++++ EXTRACTED DATA

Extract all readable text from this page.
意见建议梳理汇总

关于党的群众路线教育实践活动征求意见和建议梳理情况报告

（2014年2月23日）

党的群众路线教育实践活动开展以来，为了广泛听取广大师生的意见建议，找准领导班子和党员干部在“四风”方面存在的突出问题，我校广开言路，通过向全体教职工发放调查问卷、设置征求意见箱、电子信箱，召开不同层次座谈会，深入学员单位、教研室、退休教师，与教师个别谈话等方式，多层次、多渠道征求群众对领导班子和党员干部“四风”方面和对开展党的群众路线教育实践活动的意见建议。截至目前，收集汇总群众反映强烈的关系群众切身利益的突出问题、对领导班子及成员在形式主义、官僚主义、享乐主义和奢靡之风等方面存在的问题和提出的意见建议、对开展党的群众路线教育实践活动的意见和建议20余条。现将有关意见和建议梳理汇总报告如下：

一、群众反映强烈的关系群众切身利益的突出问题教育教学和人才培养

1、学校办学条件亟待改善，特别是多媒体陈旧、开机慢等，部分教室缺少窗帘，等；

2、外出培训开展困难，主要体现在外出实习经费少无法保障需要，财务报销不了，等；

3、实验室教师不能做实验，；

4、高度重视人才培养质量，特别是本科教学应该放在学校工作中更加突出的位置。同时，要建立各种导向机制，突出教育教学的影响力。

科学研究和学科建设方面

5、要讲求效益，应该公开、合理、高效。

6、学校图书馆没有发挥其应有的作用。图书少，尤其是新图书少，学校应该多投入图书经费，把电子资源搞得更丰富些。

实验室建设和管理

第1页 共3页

++++++++

- **YOUR INSTRUCTIONS**
Copy the data above in full, character for character.

- **RESULT BELOW**
Extract all readable text from this page.
意见建议梳理汇总

关于党的群众路线教育实践活动征求意见和建议梳理情况报告

（2014年2月23日）

党的群众路线教育实践活动开展以来，为了广泛听取广大师生的意见建议，找准领导班子和党员干部在“四风”方面存在的突出问题，我校广开言路，通过向全体教职工发放调查问卷、设置征求意见箱、电子信箱，召开不同层次座谈会，深入学员单位、教研室、退休教师，与教师个别谈话等方式，多层次、多渠道征求群众对领导班子和党员干部“四风”方面和对开展党的群众路线教育实践活动的意见建议。截至目前，收集汇总群众反映强烈的关系群众切身利益的突出问题、对领导班子及成员在形式主义、官僚主义、享乐主义和奢靡之风等方面存在的问题和提出的意见建议、对开展党的群众路线教育实践活动的意见和建议20余条。现将有关意见和建议梳理汇总报告如下：

一、群众反映强烈的关系群众切身利益的突出问题教育教学和人才培养

1、学校办学条件亟待改善，特别是多媒体陈旧、开机慢等，部分教室缺少窗帘，等；

2、外出培训开展困难，主要体现在外出实习经费少无法保障需要，财务报销不了，等；

3、实验室教师不能做实验，；

4、高度重视人才培养质量，特别是本科教学应该放在学校工作中更加突出的位置。同时，要建立各种导向机制，突出教育教学的影响力。

科学研究和学科建设方面

5、要讲求效益，应该公开、合理、高效。

6、学校图书馆没有发挥其应有的作用。图书少，尤其是新图书少，学校应该多投入图书经费，把电子资源搞得更丰富些。

实验室建设和管理

第1页 共3页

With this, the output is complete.